> _Problem details_
Transcribe the stretch of the Druid and MapR Streams guide below that runs between "In this article, we" and "the MapR Client.", inclusive.

═══ Excerpted passage ═══

Getting started with Druid and MapR Streams

Druid is a high-performance, column-oriented, distributed data store. Druid supports streaming data ingestion and offers insights on events immediately after they occur. Druid can ingest data from multiple data sources, including Apache Kafka.

This article will guide you into the steps configure Druid, to ingest data from MapR Streams. MapR Streams is a distributed messaging system for streaming event data at scale, and it’s integrated into the MapR Converged Data Platform, based on the Apache Kafka API (0.9.0)

Prerequisites

In this article, we will deploy Imply Analytics Platform on one of the MapR Cluster node, if you want to deploy Imply on another node (edge node/application node) you must install and configure the MapR Client.

Create the MapR Streams and Topic

A stream is a collection of topics that you can manage as a group by:

  1. Setting security policies that apply to all topics in that stream
  2. Setting a default number of partitions for each new topic that is created in the stream
  3. Set a time-to-live for messages in every topic in the stream

You can find more information about MapR Streams concepts in the documentation.

═══ Supplied material ═══

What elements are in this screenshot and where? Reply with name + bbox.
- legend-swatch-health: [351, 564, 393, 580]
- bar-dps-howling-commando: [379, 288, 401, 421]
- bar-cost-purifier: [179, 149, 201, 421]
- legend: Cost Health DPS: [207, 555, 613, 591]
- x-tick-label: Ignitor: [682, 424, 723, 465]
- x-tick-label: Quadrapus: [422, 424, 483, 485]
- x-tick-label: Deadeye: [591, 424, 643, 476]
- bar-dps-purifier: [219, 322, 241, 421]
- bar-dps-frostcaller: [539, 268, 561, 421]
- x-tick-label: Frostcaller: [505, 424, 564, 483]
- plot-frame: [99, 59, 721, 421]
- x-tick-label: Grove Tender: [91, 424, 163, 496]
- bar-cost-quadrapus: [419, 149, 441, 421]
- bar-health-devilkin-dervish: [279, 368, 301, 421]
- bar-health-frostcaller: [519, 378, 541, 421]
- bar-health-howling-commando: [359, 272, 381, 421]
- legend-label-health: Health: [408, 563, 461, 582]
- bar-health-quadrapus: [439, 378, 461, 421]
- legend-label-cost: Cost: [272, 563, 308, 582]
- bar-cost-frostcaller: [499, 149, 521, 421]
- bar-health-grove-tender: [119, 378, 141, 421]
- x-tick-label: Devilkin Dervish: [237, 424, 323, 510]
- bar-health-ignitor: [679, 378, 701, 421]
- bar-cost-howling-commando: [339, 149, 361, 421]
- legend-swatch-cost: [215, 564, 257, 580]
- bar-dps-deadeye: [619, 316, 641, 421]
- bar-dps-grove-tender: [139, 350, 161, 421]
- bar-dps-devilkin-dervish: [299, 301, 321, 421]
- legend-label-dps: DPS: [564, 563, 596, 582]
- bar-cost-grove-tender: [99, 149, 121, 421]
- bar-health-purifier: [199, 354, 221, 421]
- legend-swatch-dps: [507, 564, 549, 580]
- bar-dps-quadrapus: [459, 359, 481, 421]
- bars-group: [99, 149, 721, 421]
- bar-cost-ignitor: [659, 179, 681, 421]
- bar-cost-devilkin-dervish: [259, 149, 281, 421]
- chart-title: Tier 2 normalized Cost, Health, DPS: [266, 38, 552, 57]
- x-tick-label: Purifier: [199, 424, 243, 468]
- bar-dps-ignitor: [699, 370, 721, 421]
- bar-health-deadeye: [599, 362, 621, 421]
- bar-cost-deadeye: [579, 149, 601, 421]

═══

> _Worked answer_
In this article, we will deploy Imply Analytics Platform on one of the MapR Cluster node, if you want to deploy Imply on another node (edge node/application node) you must install and configure the MapR Client.